WRITTEN EXERCISE: Without omitting anything, return the records precisely as given.

--- Start DATA SHOWN ---

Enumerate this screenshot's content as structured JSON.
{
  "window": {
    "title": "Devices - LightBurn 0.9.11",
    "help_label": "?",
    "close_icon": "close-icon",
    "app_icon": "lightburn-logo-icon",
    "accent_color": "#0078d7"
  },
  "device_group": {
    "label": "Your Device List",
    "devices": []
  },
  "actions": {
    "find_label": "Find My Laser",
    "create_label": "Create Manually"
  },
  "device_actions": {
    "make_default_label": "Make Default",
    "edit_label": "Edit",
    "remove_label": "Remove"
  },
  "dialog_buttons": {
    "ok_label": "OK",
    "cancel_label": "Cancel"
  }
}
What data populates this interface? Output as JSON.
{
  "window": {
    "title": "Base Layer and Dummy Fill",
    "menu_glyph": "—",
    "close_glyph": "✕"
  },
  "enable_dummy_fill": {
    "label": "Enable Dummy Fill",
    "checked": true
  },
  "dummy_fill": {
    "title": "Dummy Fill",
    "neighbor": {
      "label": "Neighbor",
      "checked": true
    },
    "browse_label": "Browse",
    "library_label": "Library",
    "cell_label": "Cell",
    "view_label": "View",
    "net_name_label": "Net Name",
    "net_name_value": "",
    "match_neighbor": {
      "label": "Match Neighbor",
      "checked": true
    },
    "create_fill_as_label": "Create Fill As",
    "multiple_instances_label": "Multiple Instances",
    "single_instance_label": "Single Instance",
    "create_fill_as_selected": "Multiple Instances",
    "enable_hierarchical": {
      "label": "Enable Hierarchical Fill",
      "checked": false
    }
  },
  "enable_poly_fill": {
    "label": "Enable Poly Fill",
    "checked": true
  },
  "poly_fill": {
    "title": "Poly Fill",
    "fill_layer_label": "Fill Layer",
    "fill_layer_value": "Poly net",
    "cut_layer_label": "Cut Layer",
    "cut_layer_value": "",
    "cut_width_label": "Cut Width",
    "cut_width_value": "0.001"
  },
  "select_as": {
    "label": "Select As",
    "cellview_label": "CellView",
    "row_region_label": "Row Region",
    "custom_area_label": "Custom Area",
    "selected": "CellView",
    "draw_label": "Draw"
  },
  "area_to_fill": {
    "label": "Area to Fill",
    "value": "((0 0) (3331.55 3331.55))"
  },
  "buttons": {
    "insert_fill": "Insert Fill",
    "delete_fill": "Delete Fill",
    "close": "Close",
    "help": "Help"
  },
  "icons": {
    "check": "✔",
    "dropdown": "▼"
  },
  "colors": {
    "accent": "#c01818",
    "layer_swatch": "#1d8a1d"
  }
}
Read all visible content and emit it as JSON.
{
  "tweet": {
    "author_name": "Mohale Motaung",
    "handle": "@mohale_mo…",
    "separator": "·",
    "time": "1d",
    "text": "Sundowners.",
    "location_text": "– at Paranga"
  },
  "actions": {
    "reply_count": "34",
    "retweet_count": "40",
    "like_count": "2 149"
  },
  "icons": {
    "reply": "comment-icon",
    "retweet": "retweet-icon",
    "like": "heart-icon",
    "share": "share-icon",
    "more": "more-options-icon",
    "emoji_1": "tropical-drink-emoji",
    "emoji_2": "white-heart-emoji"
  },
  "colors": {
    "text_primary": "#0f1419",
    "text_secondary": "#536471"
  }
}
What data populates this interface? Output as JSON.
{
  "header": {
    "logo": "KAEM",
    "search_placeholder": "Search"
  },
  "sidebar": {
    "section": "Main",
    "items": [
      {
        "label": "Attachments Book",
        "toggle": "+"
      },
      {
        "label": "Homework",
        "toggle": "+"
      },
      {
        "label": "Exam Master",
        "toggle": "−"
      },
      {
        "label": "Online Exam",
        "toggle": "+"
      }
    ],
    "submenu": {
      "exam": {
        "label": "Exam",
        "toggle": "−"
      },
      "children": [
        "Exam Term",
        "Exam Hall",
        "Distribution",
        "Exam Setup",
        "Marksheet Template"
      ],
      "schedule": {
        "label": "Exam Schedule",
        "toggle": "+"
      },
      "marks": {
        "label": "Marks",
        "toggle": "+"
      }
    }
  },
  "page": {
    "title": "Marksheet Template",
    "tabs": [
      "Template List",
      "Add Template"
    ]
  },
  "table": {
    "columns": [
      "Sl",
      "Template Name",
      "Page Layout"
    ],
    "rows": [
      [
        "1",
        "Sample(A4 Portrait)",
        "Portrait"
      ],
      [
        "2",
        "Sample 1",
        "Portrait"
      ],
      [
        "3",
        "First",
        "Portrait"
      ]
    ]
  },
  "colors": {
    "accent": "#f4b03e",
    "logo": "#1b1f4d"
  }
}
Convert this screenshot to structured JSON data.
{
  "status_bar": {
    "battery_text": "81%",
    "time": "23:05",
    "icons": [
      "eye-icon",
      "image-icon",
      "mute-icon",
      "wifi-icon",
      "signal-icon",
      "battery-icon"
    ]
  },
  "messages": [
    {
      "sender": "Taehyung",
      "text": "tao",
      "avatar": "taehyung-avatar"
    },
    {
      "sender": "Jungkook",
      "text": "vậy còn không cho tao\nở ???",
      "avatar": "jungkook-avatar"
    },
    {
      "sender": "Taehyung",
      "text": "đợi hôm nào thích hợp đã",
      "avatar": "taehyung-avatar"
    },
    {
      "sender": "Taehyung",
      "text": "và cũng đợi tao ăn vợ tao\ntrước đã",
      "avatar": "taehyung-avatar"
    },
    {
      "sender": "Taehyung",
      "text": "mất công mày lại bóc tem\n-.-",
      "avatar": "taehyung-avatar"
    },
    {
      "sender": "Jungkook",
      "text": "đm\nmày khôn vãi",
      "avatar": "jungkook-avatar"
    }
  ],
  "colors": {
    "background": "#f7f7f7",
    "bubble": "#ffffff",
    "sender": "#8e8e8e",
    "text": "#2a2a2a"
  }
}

--- End DATA SHOWN ---

RESULT OF THIS TASK:
Enumerate this screenshot's content as structured JSON.
{
  "window": {
    "title": "Devices - LightBurn 0.9.11",
    "help_label": "?",
    "close_icon": "close-icon",
    "app_icon": "lightburn-logo-icon",
    "accent_color": "#0078d7"
  },
  "device_group": {
    "label": "Your Device List",
    "devices": []
  },
  "actions": {
    "find_label": "Find My Laser",
    "create_label": "Create Manually"
  },
  "device_actions": {
    "make_default_label": "Make Default",
    "edit_label": "Edit",
    "remove_label": "Remove"
  },
  "dialog_buttons": {
    "ok_label": "OK",
    "cancel_label": "Cancel"
  }
}
What data populates this interface? Output as JSON.
{
  "window": {
    "title": "Base Layer and Dummy Fill",
    "menu_glyph": "—",
    "close_glyph": "✕"
  },
  "enable_dummy_fill": {
    "label": "Enable Dummy Fill",
    "checked": true
  },
  "dummy_fill": {
    "title": "Dummy Fill",
    "neighbor": {
      "label": "Neighbor",
      "checked": true
    },
    "browse_label": "Browse",
    "library_label": "Library",
    "cell_label": "Cell",
    "view_label": "View",
    "net_name_label": "Net Name",
    "net_name_value": "",
    "match_neighbor": {
      "label": "Match Neighbor",
      "checked": true
    },
    "create_fill_as_label": "Create Fill As",
    "multiple_instances_label": "Multiple Instances",
    "single_instance_label": "Single Instance",
    "create_fill_as_selected": "Multiple Instances",
    "enable_hierarchical": {
      "label": "Enable Hierarchical Fill",
      "checked": false
    }
  },
  "enable_poly_fill": {
    "label": "Enable Poly Fill",
    "checked": true
  },
  "poly_fill": {
    "title": "Poly Fill",
    "fill_layer_label": "Fill Layer",
    "fill_layer_value": "Poly net",
    "cut_layer_label": "Cut Layer",
    "cut_layer_value": "",
    "cut_width_label": "Cut Width",
    "cut_width_value": "0.001"
  },
  "select_as": {
    "label": "Select As",
    "cellview_label": "CellView",
    "row_region_label": "Row Region",
    "custom_area_label": "Custom Area",
    "selected": "CellView",
    "draw_label": "Draw"
  },
  "area_to_fill": {
    "label": "Area to Fill",
    "value": "((0 0) (3331.55 3331.55))"
  },
  "buttons": {
    "insert_fill": "Insert Fill",
    "delete_fill": "Delete Fill",
    "close": "Close",
    "help": "Help"
  },
  "icons": {
    "check": "✔",
    "dropdown": "▼"
  },
  "colors": {
    "accent": "#c01818",
    "layer_swatch": "#1d8a1d"
  }
}
Read all visible content and emit it as JSON.
{
  "tweet": {
    "author_name": "Mohale Motaung",
    "handle": "@mohale_mo…",
    "separator": "·",
    "time": "1d",
    "text": "Sundowners.",
    "location_text": "– at Paranga"
  },
  "actions": {
    "reply_count": "34",
    "retweet_count": "40",
    "like_count": "2 149"
  },
  "icons": {
    "reply": "comment-icon",
    "retweet": "retweet-icon",
    "like": "heart-icon",
    "share": "share-icon",
    "more": "more-options-icon",
    "emoji_1": "tropical-drink-emoji",
    "emoji_2": "white-heart-emoji"
  },
  "colors": {
    "text_primary": "#0f1419",
    "text_secondary": "#536471"
  }
}
What data populates this interface? Output as JSON.
{
  "header": {
    "logo": "KAEM",
    "search_placeholder": "Search"
  },
  "sidebar": {
    "section": "Main",
    "items": [
      {
        "label": "Attachments Book",
        "toggle": "+"
      },
      {
        "label": "Homework",
        "toggle": "+"
      },
      {
        "label": "Exam Master",
        "toggle": "−"
      },
      {
        "label": "Online Exam",
        "toggle": "+"
      }
    ],
    "submenu": {
      "exam": {
        "label": "Exam",
        "toggle": "−"
      },
      "children": [
        "Exam Term",
        "Exam Hall",
        "Distribution",
        "Exam Setup",
        "Marksheet Template"
      ],
      "schedule": {
        "label": "Exam Schedule",
        "toggle": "+"
      },
      "marks": {
        "label": "Marks",
        "toggle": "+"
      }
    }
  },
  "page": {
    "title": "Marksheet Template",
    "tabs": [
      "Template List",
      "Add Template"
    ]
  },
  "table": {
    "columns": [
      "Sl",
      "Template Name",
      "Page Layout"
    ],
    "rows": [
      [
        "1",
        "Sample(A4 Portrait)",
        "Portrait"
      ],
      [
        "2",
        "Sample 1",
        "Portrait"
      ],
      [
        "3",
        "First",
        "Portrait"
      ]
    ]
  },
  "colors": {
    "accent": "#f4b03e",
    "logo": "#1b1f4d"
  }
}
Convert this screenshot to structured JSON data.
{
  "status_bar": {
    "battery_text": "81%",
    "time": "23:05",
    "icons": [
      "eye-icon",
      "image-icon",
      "mute-icon",
      "wifi-icon",
      "signal-icon",
      "battery-icon"
    ]
  },
  "messages": [
    {
      "sender": "Taehyung",
      "text": "tao",
      "avatar": "taehyung-avatar"
    },
    {
      "sender": "Jungkook",
      "text": "vậy còn không cho tao\nở ???",
      "avatar": "jungkook-avatar"
    },
    {
      "sender": "Taehyung",
      "text": "đợi hôm nào thích hợp đã",
      "avatar": "taehyung-avatar"
    },
    {
      "sender": "Taehyung",
      "text": "và cũng đợi tao ăn vợ tao\ntrước đã",
      "avatar": "taehyung-avatar"
    },
    {
      "sender": "Taehyung",
      "text": "mất công mày lại bóc tem\n-.-",
      "avatar": "taehyung-avatar"
    },
    {
      "sender": "Jungkook",
      "text": "đm\nmày khôn vãi",
      "avatar": "jungkook-avatar"
    }
  ],
  "colors": {
    "background": "#f7f7f7",
    "bubble": "#ffffff",
    "sender": "#8e8e8e",
    "text": "#2a2a2a"
  }
}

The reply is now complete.